> [Data records]:
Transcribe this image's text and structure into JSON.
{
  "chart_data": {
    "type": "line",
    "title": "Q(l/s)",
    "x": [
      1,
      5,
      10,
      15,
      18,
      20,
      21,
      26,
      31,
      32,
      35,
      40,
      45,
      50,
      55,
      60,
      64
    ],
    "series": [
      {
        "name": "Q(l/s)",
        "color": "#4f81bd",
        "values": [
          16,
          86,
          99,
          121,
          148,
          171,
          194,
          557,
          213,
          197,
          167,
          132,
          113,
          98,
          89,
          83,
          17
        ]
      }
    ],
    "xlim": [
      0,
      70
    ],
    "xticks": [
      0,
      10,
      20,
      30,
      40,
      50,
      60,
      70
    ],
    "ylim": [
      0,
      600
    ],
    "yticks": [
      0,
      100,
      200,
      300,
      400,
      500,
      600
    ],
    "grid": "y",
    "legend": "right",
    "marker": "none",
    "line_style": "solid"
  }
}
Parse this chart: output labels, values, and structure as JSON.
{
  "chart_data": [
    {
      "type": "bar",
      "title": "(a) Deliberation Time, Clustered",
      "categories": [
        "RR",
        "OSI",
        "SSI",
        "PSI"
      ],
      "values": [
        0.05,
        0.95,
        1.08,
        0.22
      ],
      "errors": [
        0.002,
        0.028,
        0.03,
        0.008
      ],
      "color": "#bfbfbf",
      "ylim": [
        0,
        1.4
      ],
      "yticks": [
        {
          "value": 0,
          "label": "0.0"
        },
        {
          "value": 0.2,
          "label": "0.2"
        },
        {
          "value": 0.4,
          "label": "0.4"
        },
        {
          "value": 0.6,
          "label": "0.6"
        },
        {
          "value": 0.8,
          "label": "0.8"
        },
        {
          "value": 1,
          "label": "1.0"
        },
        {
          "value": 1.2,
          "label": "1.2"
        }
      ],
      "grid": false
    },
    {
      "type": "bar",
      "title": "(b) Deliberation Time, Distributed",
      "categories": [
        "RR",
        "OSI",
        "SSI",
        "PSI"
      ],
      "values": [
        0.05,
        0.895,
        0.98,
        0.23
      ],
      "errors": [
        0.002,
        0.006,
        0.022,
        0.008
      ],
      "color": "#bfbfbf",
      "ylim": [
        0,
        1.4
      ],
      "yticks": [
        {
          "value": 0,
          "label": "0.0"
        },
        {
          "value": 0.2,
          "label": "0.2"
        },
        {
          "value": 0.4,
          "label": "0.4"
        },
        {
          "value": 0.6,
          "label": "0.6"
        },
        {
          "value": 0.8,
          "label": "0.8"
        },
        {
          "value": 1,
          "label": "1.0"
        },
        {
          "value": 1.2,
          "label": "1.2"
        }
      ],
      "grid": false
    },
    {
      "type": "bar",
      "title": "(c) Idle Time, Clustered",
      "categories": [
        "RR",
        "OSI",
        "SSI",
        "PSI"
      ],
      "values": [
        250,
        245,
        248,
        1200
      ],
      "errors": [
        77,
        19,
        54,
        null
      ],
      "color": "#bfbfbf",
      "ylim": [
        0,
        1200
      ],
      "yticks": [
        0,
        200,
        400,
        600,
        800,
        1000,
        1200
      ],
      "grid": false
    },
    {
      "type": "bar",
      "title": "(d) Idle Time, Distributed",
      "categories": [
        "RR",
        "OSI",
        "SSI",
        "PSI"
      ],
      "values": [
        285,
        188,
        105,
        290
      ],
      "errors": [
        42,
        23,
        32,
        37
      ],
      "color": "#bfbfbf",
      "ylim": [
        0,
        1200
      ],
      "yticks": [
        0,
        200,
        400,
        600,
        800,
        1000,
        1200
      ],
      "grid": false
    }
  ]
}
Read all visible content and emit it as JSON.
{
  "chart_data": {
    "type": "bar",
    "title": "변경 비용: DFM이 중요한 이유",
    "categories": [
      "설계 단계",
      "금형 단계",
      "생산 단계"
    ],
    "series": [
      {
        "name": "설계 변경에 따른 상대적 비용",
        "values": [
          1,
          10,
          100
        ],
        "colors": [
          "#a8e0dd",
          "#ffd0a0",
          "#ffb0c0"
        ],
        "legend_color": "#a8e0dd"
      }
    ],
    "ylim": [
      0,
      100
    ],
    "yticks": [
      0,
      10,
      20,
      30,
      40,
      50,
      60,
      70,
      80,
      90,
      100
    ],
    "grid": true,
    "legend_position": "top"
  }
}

> [Task statement]:
Copy all lines from the data that hold the word "structure".

> [Output for this task]:
Transcribe this image's text and structure into JSON.
Parse this chart: output labels, values, and structure as JSON.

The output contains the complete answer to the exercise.